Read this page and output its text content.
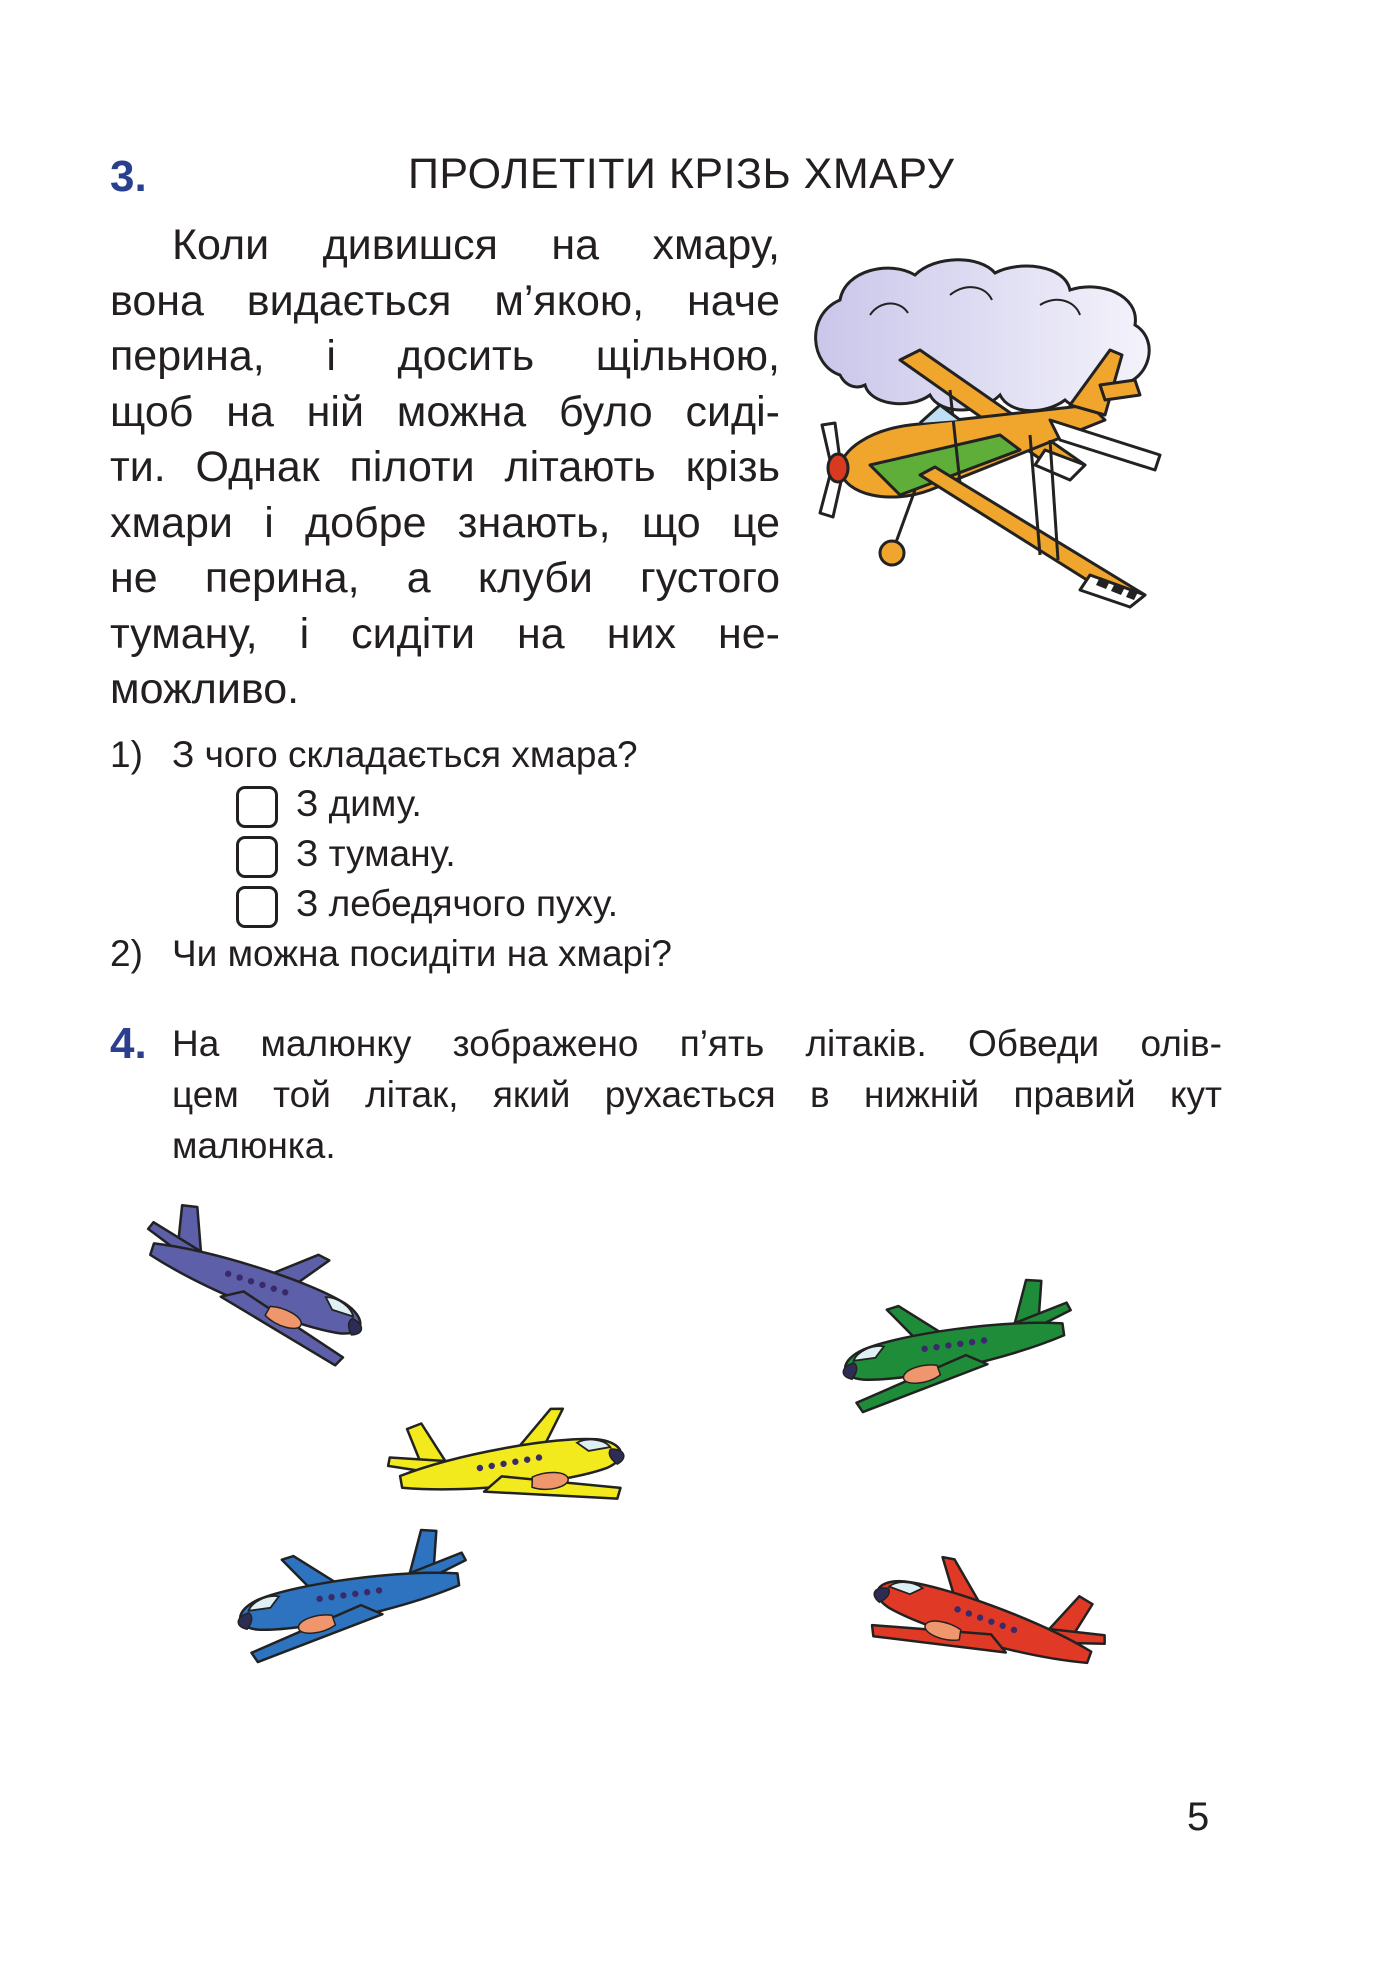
3.	ПРОЛЕТІТИ КРІЗЬ ХМАРУ
Коли дивишся на хмару,
вона видається м’якою, наче
перина, і досить щільною,
щоб на ній можна було сиді-
ти. Однак пілоти літають крізь
хмари і добре знають, що це
не перина, а клуби густого
туману, і сидіти на них не-
можливо.
1) З чого складається хмара?
З диму.
З туману.
З лебедячого пуху.
2) Чи можна посидіти на хмарі?
4. На малюнку зображено п’ять літаків. Обведи олів-
цем той літак, який рухається в нижній правий кут
малюнка.
5
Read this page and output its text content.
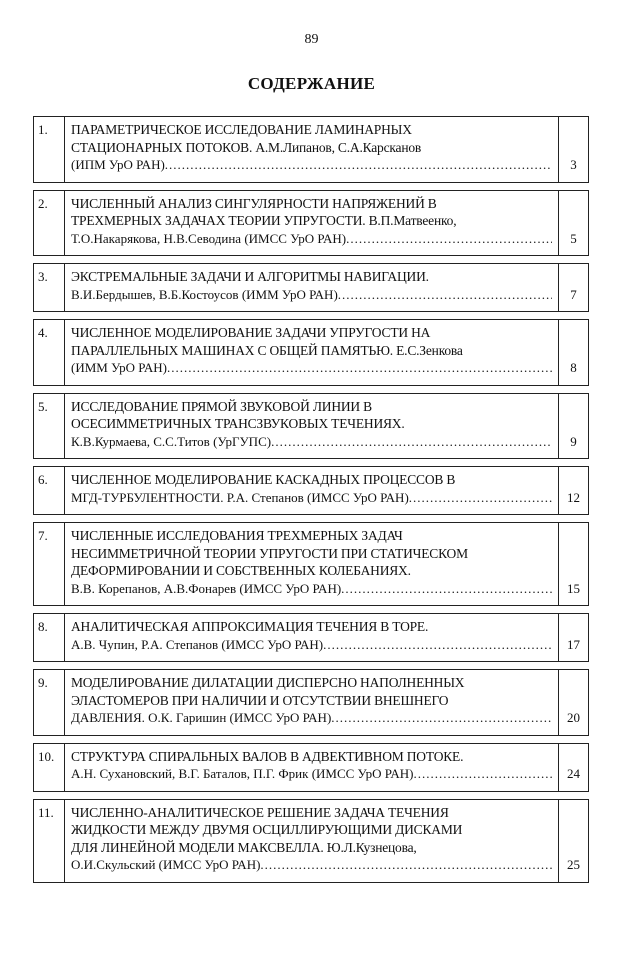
89
СОДЕРЖАНИЕ
1.	ПАРАМЕТРИЧЕСКОЕ ИССЛЕДОВАНИЕ ЛАМИНАРНЫХ
СТАЦИОНАРНЫХ ПОТОКОВ. А.М.Липанов, С.А.Карсканов
(ИПМ УрО РАН)
.....	3

2.	ЧИСЛЕННЫЙ АНАЛИЗ СИНГУЛЯРНОСТИ НАПРЯЖЕНИЙ В
ТРЕХМЕРНЫХ ЗАДАЧАХ ТЕОРИИ УПРУГОСТИ. В.П.Матвеенко,
Т.О.Накарякова, Н.В.Севодина (ИМСС УрО РАН)
.....	5

3.	ЭКСТРЕМАЛЬНЫЕ ЗАДАЧИ И АЛГОРИТМЫ НАВИГАЦИИ.
В.И.Бердышев, В.Б.Костоусов (ИММ УрО РАН)
.....	7

4.	ЧИСЛЕННОЕ МОДЕЛИРОВАНИЕ ЗАДАЧИ УПРУГОСТИ НА
ПАРАЛЛЕЛЬНЫХ МАШИНАХ С ОБЩЕЙ ПАМЯТЬЮ. Е.С.Зенкова
(ИММ УрО РАН)
.....	8

5.	ИССЛЕДОВАНИЕ ПРЯМОЙ ЗВУКОВОЙ ЛИНИИ В
ОСЕСИММЕТРИЧНЫХ ТРАНСЗВУКОВЫХ ТЕЧЕНИЯХ.
К.В.Курмаева, С.С.Титов (УрГУПС)
.....	9

6.	ЧИСЛЕННОЕ МОДЕЛИРОВАНИЕ КАСКАДНЫХ ПРОЦЕССОВ В
МГД-ТУРБУЛЕНТНОСТИ. Р.А. Степанов (ИМСС УрО РАН)
.....	12

7.	ЧИСЛЕННЫЕ ИССЛЕДОВАНИЯ ТРЕХМЕРНЫХ ЗАДАЧ
НЕСИММЕТРИЧНОЙ ТЕОРИИ УПРУГОСТИ ПРИ СТАТИЧЕСКОМ
ДЕФОРМИРОВАНИИ И СОБСТВЕННЫХ КОЛЕБАНИЯХ.
В.В. Корепанов, А.В.Фонарев (ИМСС УрО РАН)
.....	15

8.	АНАЛИТИЧЕСКАЯ АППРОКСИМАЦИЯ ТЕЧЕНИЯ В ТОРЕ.
А.В. Чупин, Р.А. Степанов (ИМСС УрО РАН)
.....	17

9.	МОДЕЛИРОВАНИЕ ДИЛАТАЦИИ ДИСПЕРСНО НАПОЛНЕННЫХ
ЭЛАСТОМЕРОВ ПРИ НАЛИЧИИ И ОТСУТСТВИИ ВНЕШНЕГО
ДАВЛЕНИЯ. О.К. Гаришин (ИМСС УрО РАН)
.....	20

10.	СТРУКТУРА СПИРАЛЬНЫХ ВАЛОВ В АДВЕКТИВНОМ ПОТОКЕ.
А.Н. Сухановский, В.Г. Баталов, П.Г. Фрик (ИМСС УрО РАН)
.....	24

11.	ЧИСЛЕННО-АНАЛИТИЧЕСКОЕ РЕШЕНИЕ ЗАДАЧА ТЕЧЕНИЯ
ЖИДКОСТИ МЕЖДУ ДВУМЯ ОСЦИЛЛИРУЮЩИМИ ДИСКАМИ
ДЛЯ ЛИНЕЙНОЙ МОДЕЛИ МАКСВЕЛЛА. Ю.Л.Кузнецова,
О.И.Скульский (ИМСС УрО РАН)
.....	25
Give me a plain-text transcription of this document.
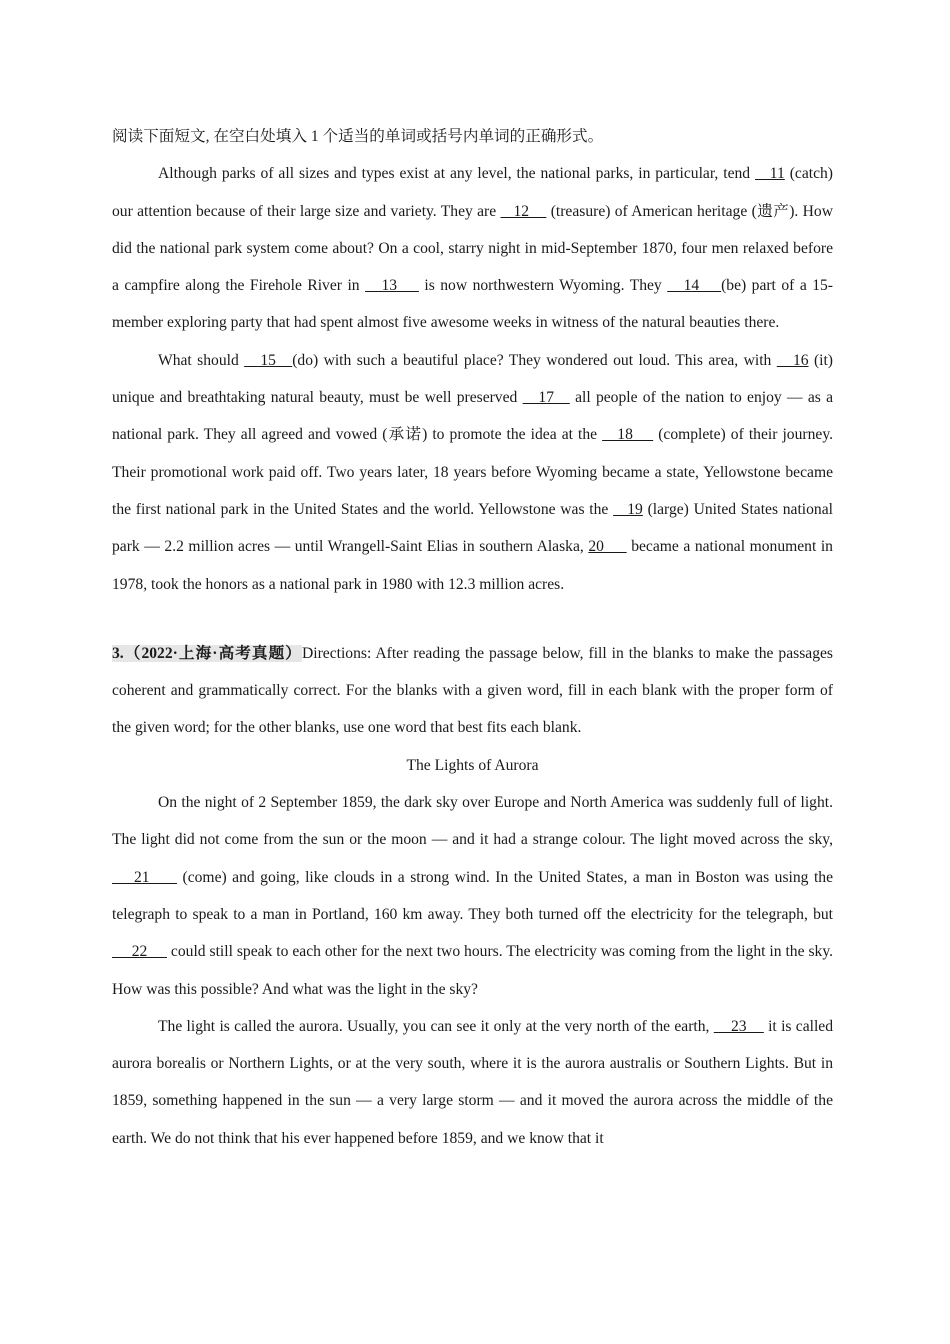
阅读下面短文, 在空白处填入 1 个适当的单词或括号内单词的正确形式。

Although parks of all sizes and types exist at any level, the national parks, in particular, tend    11 (catch) our attention because of their large size and variety. They are    12     (treasure) of American heritage (遗产). How did the national park system come about? On a cool, starry night in mid-September 1870, four men relaxed before a campfire along the Firehole River in    13     is now northwestern Wyoming. They    14    (be) part of a 15-member exploring party that had spent almost five awesome weeks in witness of the natural beauties there.

What should    15   (do) with such a beautiful place? They wondered out loud. This area, with    16 (it) unique and breathtaking natural beauty, must be well preserved    17    all people of the nation to enjoy — as a national park. They all agreed and vowed (承诺) to promote the idea at the    18     (complete) of their journey. Their promotional work paid off. Two years later, 18 years before Wyoming became a state, Yellowstone became the first national park in the United States and the world. Yellowstone was the    19 (large) United States national park — 2.2 million acres — until Wrangell-Saint Elias in southern Alaska, 20      became a national monument in 1978, took the honors as a national park in 1980 with 12.3 million acres.

3.（2022·上海·高考真题）Directions: After reading the passage below, fill in the blanks to make the passages coherent and grammatically correct. For the blanks with a given word, fill in each blank with the proper form of the given word; for the other blanks, use one word that best fits each blank.

The Lights of Aurora

On the night of 2 September 1859, the dark sky over Europe and North America was suddenly full of light. The light did not come from the sun or the moon — and it had a strange colour. The light moved across the sky,     21      (come) and going, like clouds in a strong wind. In the United States, a man in Boston was using the telegraph to speak to a man in Portland, 160 km away. They both turned off the electricity for the telegraph, but      22      could still speak to each other for the next two hours. The electricity was coming from the light in the sky. How was this possible? And what was the light in the sky?

The light is called the aurora. Usually, you can see it only at the very north of the earth,     23     it is called aurora borealis or Northern Lights, or at the very south, where it is the aurora australis or Southern Lights. But in 1859, something happened in the sun — a very large storm — and it moved the aurora across the middle of the earth. We do not think that his ever happened before 1859, and we know that it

+ + +

Pictures are to be left out; all else in the entries above is to be quoted exactly.

Read this page and output its text content.
3.	ПРОЛЕТІТИ КРІЗЬ ХМАРУ
Коли дивишся на хмару,
вона видається м’якою, наче
перина, і досить щільною,
щоб на ній можна було сиді-
ти. Однак пілоти літають крізь
хмари і добре знають, що це
не перина, а клуби густого
туману, і сидіти на них не-
можливо.
1) З чого складається хмара?
З диму.
З туману.
З лебедячого пуху.
2) Чи можна посидіти на хмарі?
4. На малюнку зображено п’ять літаків. Обведи олів-
цем той літак, який рухається в нижній правий кут
малюнка.
5
Read this page and output its text content.
89
СОДЕРЖАНИЕ
1.	ПАРАМЕТРИЧЕСКОЕ ИССЛЕДОВАНИЕ ЛАМИНАРНЫХ
СТАЦИОНАРНЫХ ПОТОКОВ. А.М.Липанов, С.А.Карсканов
(ИПМ УрО РАН)
.....	3

2.	ЧИСЛЕННЫЙ АНАЛИЗ СИНГУЛЯРНОСТИ НАПРЯЖЕНИЙ В
ТРЕХМЕРНЫХ ЗАДАЧАХ ТЕОРИИ УПРУГОСТИ. В.П.Матвеенко,
Т.О.Накарякова, Н.В.Севодина (ИМСС УрО РАН)
.....	5

3.	ЭКСТРЕМАЛЬНЫЕ ЗАДАЧИ И АЛГОРИТМЫ НАВИГАЦИИ.
В.И.Бердышев, В.Б.Костоусов (ИММ УрО РАН)
.....	7

4.	ЧИСЛЕННОЕ МОДЕЛИРОВАНИЕ ЗАДАЧИ УПРУГОСТИ НА
ПАРАЛЛЕЛЬНЫХ МАШИНАХ С ОБЩЕЙ ПАМЯТЬЮ. Е.С.Зенкова
(ИММ УрО РАН)
.....	8

5.	ИССЛЕДОВАНИЕ ПРЯМОЙ ЗВУКОВОЙ ЛИНИИ В
ОСЕСИММЕТРИЧНЫХ ТРАНСЗВУКОВЫХ ТЕЧЕНИЯХ.
К.В.Курмаева, С.С.Титов (УрГУПС)
.....	9

6.	ЧИСЛЕННОЕ МОДЕЛИРОВАНИЕ КАСКАДНЫХ ПРОЦЕССОВ В
МГД-ТУРБУЛЕНТНОСТИ. Р.А. Степанов (ИМСС УрО РАН)
.....	12

7.	ЧИСЛЕННЫЕ ИССЛЕДОВАНИЯ ТРЕХМЕРНЫХ ЗАДАЧ
НЕСИММЕТРИЧНОЙ ТЕОРИИ УПРУГОСТИ ПРИ СТАТИЧЕСКОМ
ДЕФОРМИРОВАНИИ И СОБСТВЕННЫХ КОЛЕБАНИЯХ.
В.В. Корепанов, А.В.Фонарев (ИМСС УрО РАН)
.....	15

8.	АНАЛИТИЧЕСКАЯ АППРОКСИМАЦИЯ ТЕЧЕНИЯ В ТОРЕ.
А.В. Чупин, Р.А. Степанов (ИМСС УрО РАН)
.....	17

9.	МОДЕЛИРОВАНИЕ ДИЛАТАЦИИ ДИСПЕРСНО НАПОЛНЕННЫХ
ЭЛАСТОМЕРОВ ПРИ НАЛИЧИИ И ОТСУТСТВИИ ВНЕШНЕГО
ДАВЛЕНИЯ. О.К. Гаришин (ИМСС УрО РАН)
.....	20

10.	СТРУКТУРА СПИРАЛЬНЫХ ВАЛОВ В АДВЕКТИВНОМ ПОТОКЕ.
А.Н. Сухановский, В.Г. Баталов, П.Г. Фрик (ИМСС УрО РАН)
.....	24

11.	ЧИСЛЕННО-АНАЛИТИЧЕСКОЕ РЕШЕНИЕ ЗАДАЧА ТЕЧЕНИЯ
ЖИДКОСТИ МЕЖДУ ДВУМЯ ОСЦИЛЛИРУЮЩИМИ ДИСКАМИ
ДЛЯ ЛИНЕЙНОЙ МОДЕЛИ МАКСВЕЛЛА. Ю.Л.Кузнецова,
О.И.Скульский (ИМСС УрО РАН)
.....	25
Give me a plain-text transcription of this document.
阅读下面短文, 在空白处填入 1 个适当的单词或括号内单词的正确形式。

Although parks of all sizes and types exist at any level, the national parks, in particular, tend    11 (catch) our attention because of their large size and variety. They are    12     (treasure) of American heritage (遗产). How did the national park system come about? On a cool, starry night in mid-September 1870, four men relaxed before a campfire along the Firehole River in    13     is now northwestern Wyoming. They    14    (be) part of a 15-member exploring party that had spent almost five awesome weeks in witness of the natural beauties there.

What should    15   (do) with such a beautiful place? They wondered out loud. This area, with    16 (it) unique and breathtaking natural beauty, must be well preserved    17    all people of the nation to enjoy — as a national park. They all agreed and vowed (承诺) to promote the idea at the    18     (complete) of their journey. Their promotional work paid off. Two years later, 18 years before Wyoming became a state, Yellowstone became the first national park in the United States and the world. Yellowstone was the    19 (large) United States national park — 2.2 million acres — until Wrangell-Saint Elias in southern Alaska, 20      became a national monument in 1978, took the honors as a national park in 1980 with 12.3 million acres.

3.（2022·上海·高考真题）Directions: After reading the passage below, fill in the blanks to make the passages coherent and grammatically correct. For the blanks with a given word, fill in each blank with the proper form of the given word; for the other blanks, use one word that best fits each blank.

The Lights of Aurora

On the night of 2 September 1859, the dark sky over Europe and North America was suddenly full of light. The light did not come from the sun or the moon — and it had a strange colour. The light moved across the sky,     21      (come) and going, like clouds in a strong wind. In the United States, a man in Boston was using the telegraph to speak to a man in Portland, 160 km away. They both turned off the electricity for the telegraph, but      22      could still speak to each other for the next two hours. The electricity was coming from the light in the sky. How was this possible? And what was the light in the sky?

The light is called the aurora. Usually, you can see it only at the very north of the earth,     23     it is called aurora borealis or Northern Lights, or at the very south, where it is the aurora australis or Southern Lights. But in 1859, something happened in the sun — a very large storm — and it moved the aurora across the middle of the earth. We do not think that his ever happened before 1859, and we know that it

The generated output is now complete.